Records

^^^^^^^^

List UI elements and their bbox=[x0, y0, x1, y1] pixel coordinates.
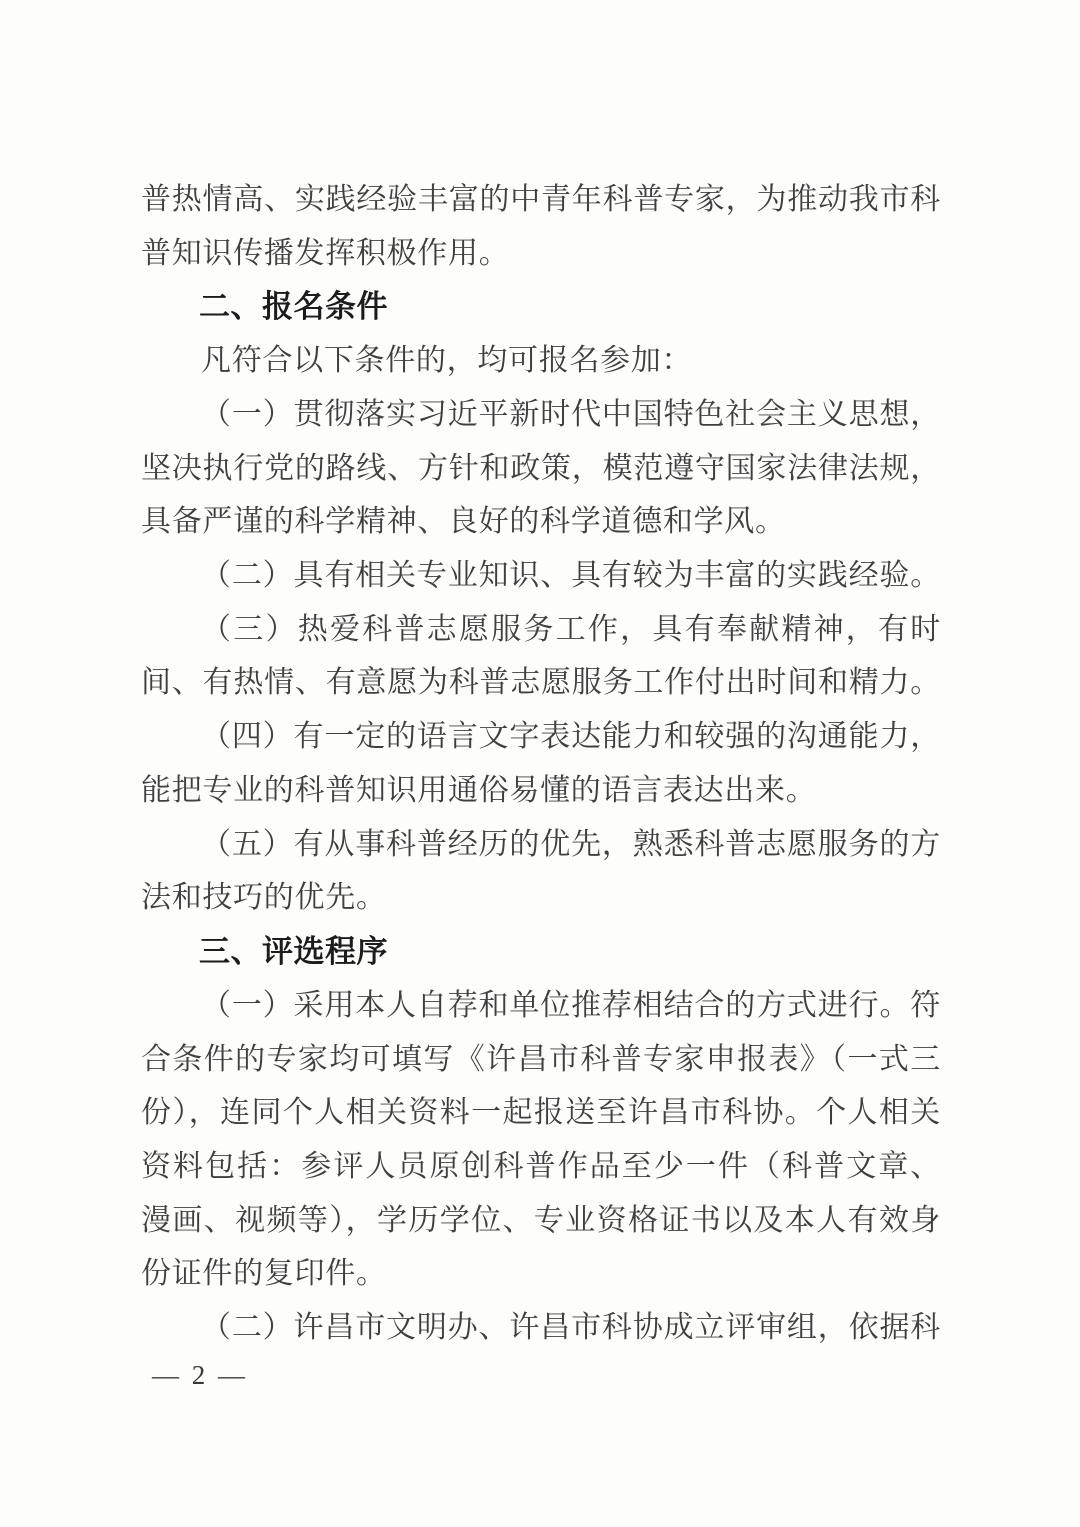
text-line: （二）具有相关专业知识、具有较为丰富的实践经验。 bbox=[141, 549, 941, 603]
text-line: （四）有一定的语言文字表达能力和较强的沟通能力， bbox=[141, 710, 941, 764]
page-number: — 2 — bbox=[152, 1360, 248, 1391]
text-line: （三）热爱科普志愿服务工作，具有奉献精神，有时 bbox=[141, 603, 941, 657]
section-heading: 三、评选程序 bbox=[141, 925, 941, 979]
document-page: 普热情高、实践经验丰富的中青年科普专家，为推动我市科 普知识传播发挥积极作用。 … bbox=[0, 0, 1080, 1527]
text-line: （一）采用本人自荐和单位推荐相结合的方式进行。符 bbox=[141, 979, 941, 1033]
text-line: 份），连同个人相关资料一起报送至许昌市科协。个人相关 bbox=[141, 1086, 941, 1140]
text-line: 坚决执行党的路线、方针和政策，模范遵守国家法律法规， bbox=[141, 442, 941, 496]
text-line: 能把专业的科普知识用通俗易懂的语言表达出来。 bbox=[141, 764, 941, 818]
text-line: 份证件的复印件。 bbox=[141, 1247, 941, 1301]
text-line: 普热情高、实践经验丰富的中青年科普专家，为推动我市科 bbox=[141, 173, 941, 227]
text-line: 间、有热情、有意愿为科普志愿服务工作付出时间和精力。 bbox=[141, 656, 941, 710]
text-line: 资料包括：参评人员原创科普作品至少一件（科普文章、 bbox=[141, 1140, 941, 1194]
text-line: 普知识传播发挥积极作用。 bbox=[141, 227, 941, 281]
text-block: 普热情高、实践经验丰富的中青年科普专家，为推动我市科 普知识传播发挥积极作用。 … bbox=[141, 173, 941, 1355]
text-line: （二）许昌市文明办、许昌市科协成立评审组，依据科 bbox=[141, 1301, 941, 1355]
text-line: 合条件的专家均可填写《许昌市科普专家申报表》（一式三 bbox=[141, 1033, 941, 1087]
text-line: 凡符合以下条件的，均可报名参加： bbox=[141, 334, 941, 388]
text-line: 法和技巧的优先。 bbox=[141, 871, 941, 925]
text-line: （一）贯彻落实习近平新时代中国特色社会主义思想， bbox=[141, 388, 941, 442]
section-heading: 二、报名条件 bbox=[141, 280, 941, 334]
text-line: 具备严谨的科学精神、良好的科学道德和学风。 bbox=[141, 495, 941, 549]
text-line: （五）有从事科普经历的优先，熟悉科普志愿服务的方 bbox=[141, 818, 941, 872]
text-line: 漫画、视频等），学历学位、专业资格证书以及本人有效身 bbox=[141, 1194, 941, 1248]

^^^^^^^^

### Instructions for the task
Extract the lines of the listing from the line with "text-line: （二）具有相关专业知识、具有较为丰富的实践经验。 bbox=[141, 549, 941, 603]" up to and including the line with "text-line: 份证件的复印件。 bbox=[141, 1247, 941, 1301]", reproducing them exactly.

### Answer to this task
text-line: （二）具有相关专业知识、具有较为丰富的实践经验。 bbox=[141, 549, 941, 603]
text-line: （四）有一定的语言文字表达能力和较强的沟通能力， bbox=[141, 710, 941, 764]
page-number: — 2 — bbox=[152, 1360, 248, 1391]
text-line: （三）热爱科普志愿服务工作，具有奉献精神，有时 bbox=[141, 603, 941, 657]
section-heading: 三、评选程序 bbox=[141, 925, 941, 979]
document-page: 普热情高、实践经验丰富的中青年科普专家，为推动我市科 普知识传播发挥积极作用。 … bbox=[0, 0, 1080, 1527]
text-line: （一）采用本人自荐和单位推荐相结合的方式进行。符 bbox=[141, 979, 941, 1033]
text-line: 份），连同个人相关资料一起报送至许昌市科协。个人相关 bbox=[141, 1086, 941, 1140]
text-line: 坚决执行党的路线、方针和政策，模范遵守国家法律法规， bbox=[141, 442, 941, 496]
text-line: 能把专业的科普知识用通俗易懂的语言表达出来。 bbox=[141, 764, 941, 818]
text-line: 份证件的复印件。 bbox=[141, 1247, 941, 1301]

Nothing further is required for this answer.